» Consignes de l'exercice:
A - Imprimez le passage de l'article sur Leïla Slimani situé entre « Puis est venue » et « la quitte plus. », ces deux bornes incluses.
B - Poursuivez l'article sur Leïla Slimani à partir de sa dernière phrase.

» Extrait de page:

'''

Dans une interview publiée dans Le Monde de ce lundi 26 mars, Leïla Slimani se dévoile, revenant sur les moments les plus marquants de sa vie.

 

D’entrée, l’écrivaine maroco-française souligne qu’elle ne serait pas arrivée là si son père n’était pas mort quand elle avait 22 ans: «(…) Sa mort m’a désinhibée». Son père était l’ancien président du Crédit Immobilier et hôtelier (CIH), qui a également occupé la fonction de secrétaire d’Etat à l’Economie.

 

 

«Ça a été une longue descente aux enfers»

 

«Il a été mis dehors quand j’avais 13 ans et n’a plus jamais retravaillé. Il s’est retrouvé au cœur d’un scandale de détournement. Ça a été une longue descente aux enfers» se souvient Slimani. Sa mère devait alors faire vivre le foyer, payer les études des enfants, s’occuper de tout: «Elle a beaucoup contribué à mon envie d’indépendance, à mon féminisme». Néanmoins, ces moments difficiles ont aussi eu un côté positif, car ils ont permis à Léïla Slimani de «rencontrer» son père. «Il s’intéressait à notre féminité, on discutait beaucoup. (…) Il m’a transmis l’amour des livres et son intérêt pour la philosophie et la politique», explique-t-elle.

 

Puis est venue l’incarcération d’Othmane Slimani, la soixantaine révolue. Leïla Slimani était alors âgée de 21 ans: «C’était très, très violent. (…) Avec mes sœurs, on était issues d’un milieu bourgeois, très doux, on pensait que ce genre de choses n’arrivait qu’aux autres». Cette expérience a donné à la jeune femme «une forme de lucidité sur le statut social, le succès, l’amitié», qui ne la quitte plus.

'''

» Enregistrements:

'''

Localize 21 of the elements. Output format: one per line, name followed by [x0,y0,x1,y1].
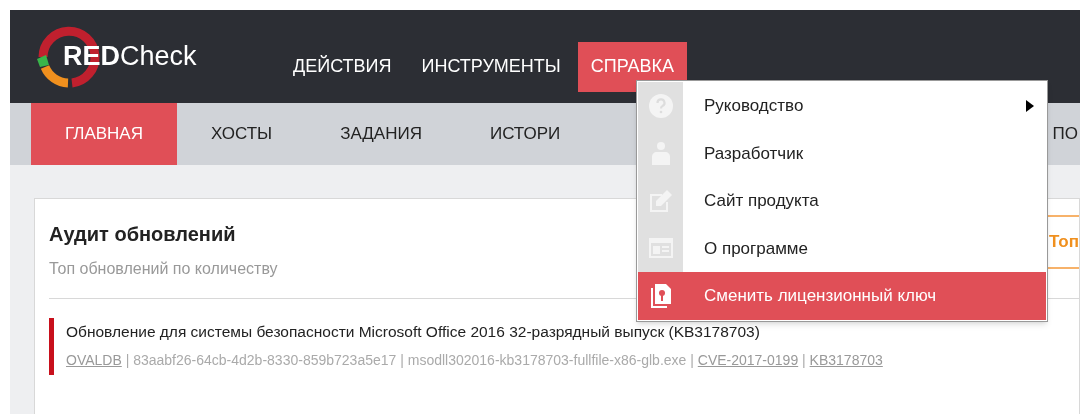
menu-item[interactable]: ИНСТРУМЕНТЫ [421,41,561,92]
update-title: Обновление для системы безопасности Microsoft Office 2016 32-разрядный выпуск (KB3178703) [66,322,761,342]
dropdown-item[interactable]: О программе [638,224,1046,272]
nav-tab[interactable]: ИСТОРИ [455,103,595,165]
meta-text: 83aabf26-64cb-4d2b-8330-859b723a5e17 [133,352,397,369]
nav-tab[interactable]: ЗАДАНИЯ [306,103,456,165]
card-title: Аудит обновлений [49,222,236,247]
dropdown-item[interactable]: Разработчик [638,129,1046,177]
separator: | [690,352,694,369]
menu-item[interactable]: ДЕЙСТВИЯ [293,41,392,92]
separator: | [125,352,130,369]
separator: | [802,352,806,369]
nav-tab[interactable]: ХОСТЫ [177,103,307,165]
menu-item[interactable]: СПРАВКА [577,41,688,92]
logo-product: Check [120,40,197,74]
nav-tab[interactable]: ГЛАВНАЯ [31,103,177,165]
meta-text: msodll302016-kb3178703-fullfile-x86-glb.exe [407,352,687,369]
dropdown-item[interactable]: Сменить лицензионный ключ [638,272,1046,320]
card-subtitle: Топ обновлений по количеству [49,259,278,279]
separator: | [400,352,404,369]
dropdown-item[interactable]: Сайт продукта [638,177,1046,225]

'''
'''

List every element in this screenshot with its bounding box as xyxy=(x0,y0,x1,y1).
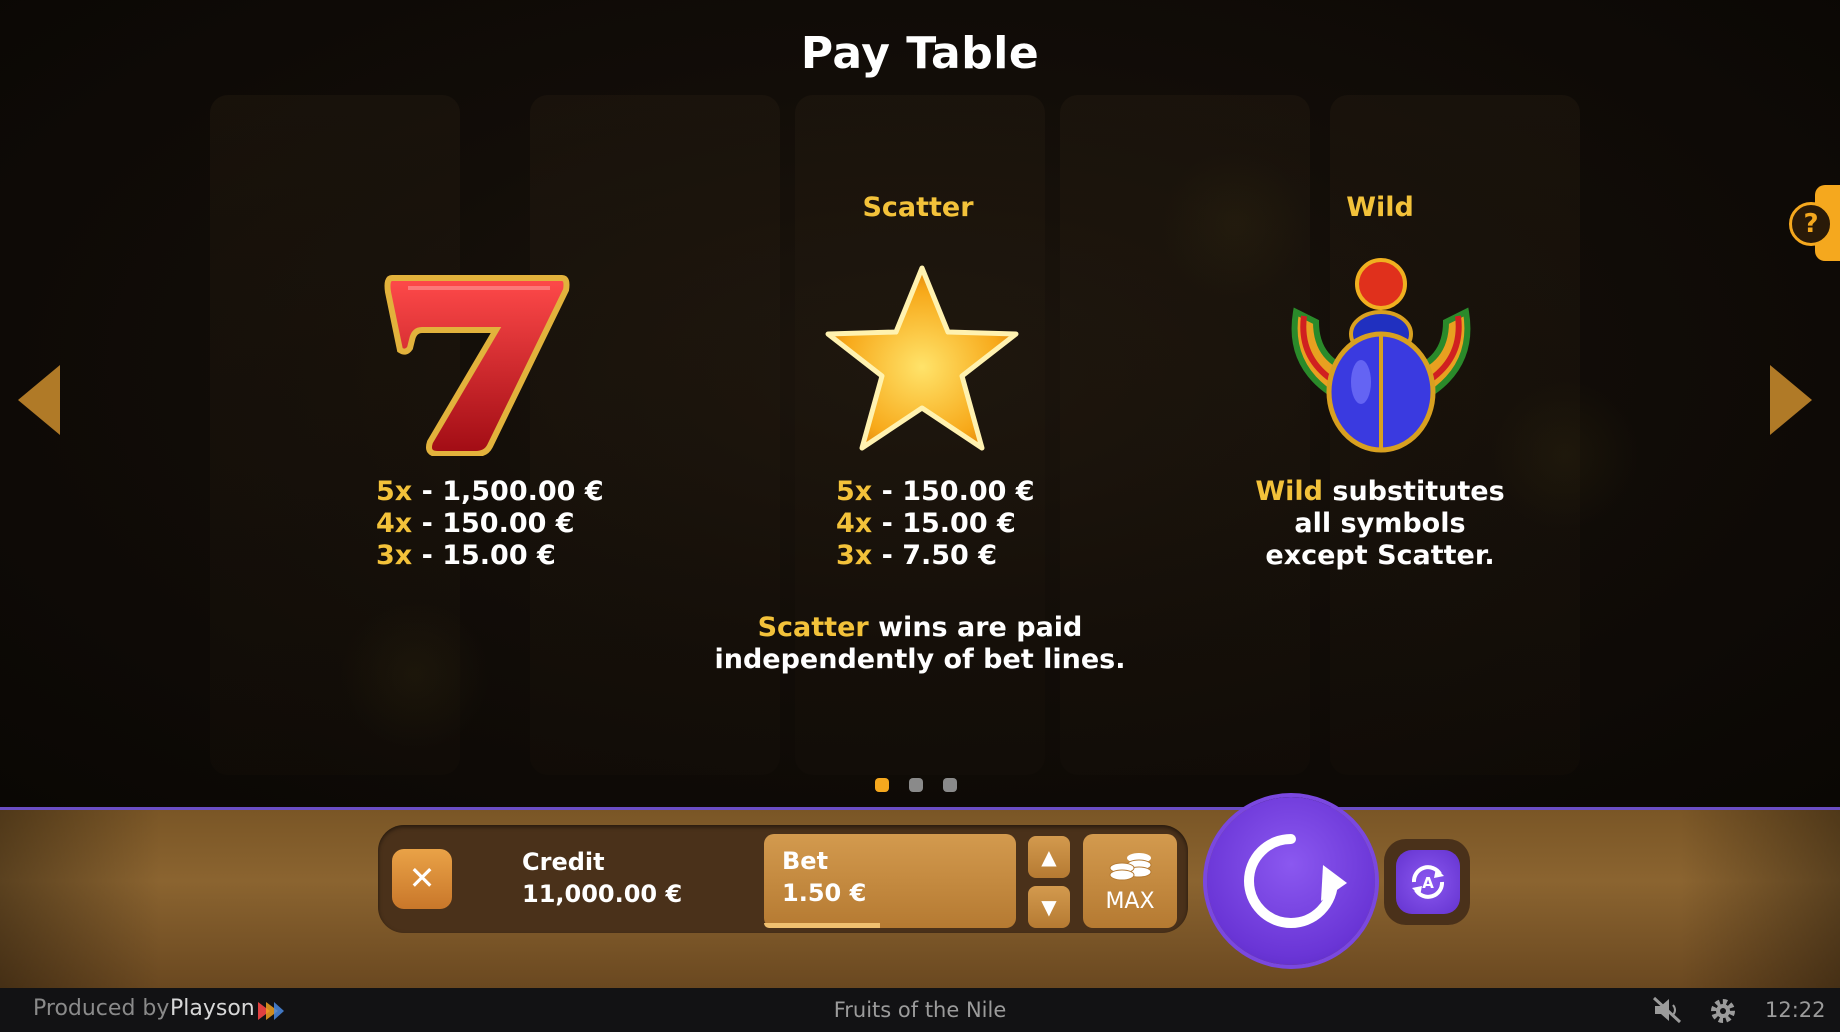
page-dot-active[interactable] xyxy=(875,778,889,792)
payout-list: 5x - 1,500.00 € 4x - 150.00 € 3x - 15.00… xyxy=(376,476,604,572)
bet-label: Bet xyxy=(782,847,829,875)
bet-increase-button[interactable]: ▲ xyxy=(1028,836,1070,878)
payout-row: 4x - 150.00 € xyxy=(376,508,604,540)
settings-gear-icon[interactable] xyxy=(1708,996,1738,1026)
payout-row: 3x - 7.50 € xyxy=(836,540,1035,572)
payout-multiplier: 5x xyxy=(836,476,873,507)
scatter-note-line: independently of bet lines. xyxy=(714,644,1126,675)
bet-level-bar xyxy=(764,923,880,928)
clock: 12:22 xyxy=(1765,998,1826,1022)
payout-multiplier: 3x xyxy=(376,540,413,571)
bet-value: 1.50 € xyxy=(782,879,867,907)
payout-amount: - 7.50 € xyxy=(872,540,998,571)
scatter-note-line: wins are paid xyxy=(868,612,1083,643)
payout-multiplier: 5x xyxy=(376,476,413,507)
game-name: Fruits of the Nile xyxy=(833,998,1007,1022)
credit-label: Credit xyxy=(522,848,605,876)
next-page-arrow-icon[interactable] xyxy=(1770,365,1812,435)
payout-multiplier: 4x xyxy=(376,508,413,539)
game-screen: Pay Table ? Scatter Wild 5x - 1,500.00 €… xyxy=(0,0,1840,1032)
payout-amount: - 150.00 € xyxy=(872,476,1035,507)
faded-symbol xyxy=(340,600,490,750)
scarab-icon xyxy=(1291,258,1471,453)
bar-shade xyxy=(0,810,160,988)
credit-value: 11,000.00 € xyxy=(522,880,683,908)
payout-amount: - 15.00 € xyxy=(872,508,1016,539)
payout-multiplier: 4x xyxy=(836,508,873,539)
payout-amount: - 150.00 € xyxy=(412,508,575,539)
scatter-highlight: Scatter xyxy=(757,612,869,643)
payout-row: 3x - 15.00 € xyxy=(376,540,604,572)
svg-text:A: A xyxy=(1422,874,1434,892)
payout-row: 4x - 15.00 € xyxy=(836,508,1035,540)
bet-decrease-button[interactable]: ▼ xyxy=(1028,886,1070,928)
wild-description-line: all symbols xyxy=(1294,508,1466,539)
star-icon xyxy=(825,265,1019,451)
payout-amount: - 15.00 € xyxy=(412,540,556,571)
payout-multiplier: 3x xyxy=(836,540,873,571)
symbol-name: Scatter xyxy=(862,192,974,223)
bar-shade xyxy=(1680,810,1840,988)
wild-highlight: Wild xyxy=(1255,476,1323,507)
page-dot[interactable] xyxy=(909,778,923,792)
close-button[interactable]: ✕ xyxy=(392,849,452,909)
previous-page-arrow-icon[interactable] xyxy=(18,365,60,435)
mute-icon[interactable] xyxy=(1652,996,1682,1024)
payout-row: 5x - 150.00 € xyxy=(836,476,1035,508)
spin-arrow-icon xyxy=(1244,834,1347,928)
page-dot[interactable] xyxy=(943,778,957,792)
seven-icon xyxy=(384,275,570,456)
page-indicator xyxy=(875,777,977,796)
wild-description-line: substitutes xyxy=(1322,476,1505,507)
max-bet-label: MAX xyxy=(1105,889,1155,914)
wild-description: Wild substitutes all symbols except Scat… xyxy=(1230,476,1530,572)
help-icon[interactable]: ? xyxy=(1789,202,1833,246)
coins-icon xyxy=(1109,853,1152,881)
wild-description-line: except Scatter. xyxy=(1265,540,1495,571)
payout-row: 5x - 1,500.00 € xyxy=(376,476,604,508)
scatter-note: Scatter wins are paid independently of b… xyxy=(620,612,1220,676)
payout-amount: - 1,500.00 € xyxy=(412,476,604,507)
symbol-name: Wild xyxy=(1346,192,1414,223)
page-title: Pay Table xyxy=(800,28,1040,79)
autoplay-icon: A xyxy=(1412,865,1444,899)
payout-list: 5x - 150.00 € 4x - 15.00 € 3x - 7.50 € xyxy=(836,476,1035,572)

'''
'''

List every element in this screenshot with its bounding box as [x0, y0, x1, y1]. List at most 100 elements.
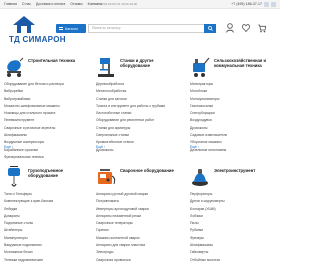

'''

» Réponses aux consignes:
A -
Puis est venue l’incarcération d’Othmane Slimani, la soixantaine révolue. Leïla Slimani était alors âgée de 21 ans: «C’était très, très violent. (…) Avec mes sœurs, on était issues d’un milieu bourgeois, très doux, on pensait que ce genre de choses n’arrivait qu’aux autres». Cette expérience a donné à la jeune femme «une forme de lucidité sur le statut social, le succès, l’amitié», qui ne la quitte plus.

B -
Le père de Léïla Slimani est mort en sortant de prison, après quatre mois d’incarcération. «Quelques années après, il a été entièrement innocenté, à titre posthume. C’était une erreur judiciaire, il avait servi de bouc émissaire». C’est à la suite de cet événement qu’elle décide de démissionner de son poste de reporter chez un média panafricain important pour se lancer dans l’écriture, une vocation qu’elle avait depuis l’enfance.

 

 

Le déclic

 

Mais les débuts ne sont pas faciles. Après un an de travail, elle produit un «roman de merde» qu’elle envoie à plusieurs maisons d’édition, mais il ne voit jamais le jour. Totalement déprimée et sur le point d’abandonner, la jeune écrivaine peut heureusement compter sur le soutien de sa mère et son mari, qui lui offrent un atelier d’écriture chez Gallimard en 2014. Deux ans et seulement autant de romans plus tard, c’est la consécration: elle décroche le très prestigieux prix Goncourt avec Chanson douce, qui se vendra à 600.000 exemplaires.

 

Les deux premiers romans de Slimani – Dans le jardin de l’ogre et Chanson douce – parlent respectivement d’une nymphomane qui s’autodétruit et d’une nounou qui assassine les enfants qui lui sont confiés. On pourrait donc se demander si elle écrit pour déranger. Sa réponse: «J’écris pour sortir du langage et des rapports humains du quotidien, conditionnés par la peur, le politiquement correct, une certaine morale, plein de choses qui nous inhibent».

 

Son dernier livre Sexe et mensonges. La vie sexuelle au Maroc (Les Arènes) est une parfaite illustration de cette vision. A ce propos, l’écrivaine explique que depuis plusieurs années, elle était en colère contre l’hypocrisie de la société dans laquelle elle a grandi, et où les autorités théorisent cette espèce de «double jeu» et «institutionnalisent le mensonge». «Quand chaque jour, il y a six cents avortements clandestins, qu’on trouve vingt bébés dans les poubelles, quand des femmes se jettent par la fenêtre au soir de leurs noces, quand des homosexuels sont lynchés dans la rue, dans mon pays, et qu’on fait semblant de rien (sic), c’est insupportable!», dénonce celle qui trouve le mouvement #metoo «extraordinaire».

 

 

«Si ce n’est pas ta sœur, pas ta cousine, c’est une pute»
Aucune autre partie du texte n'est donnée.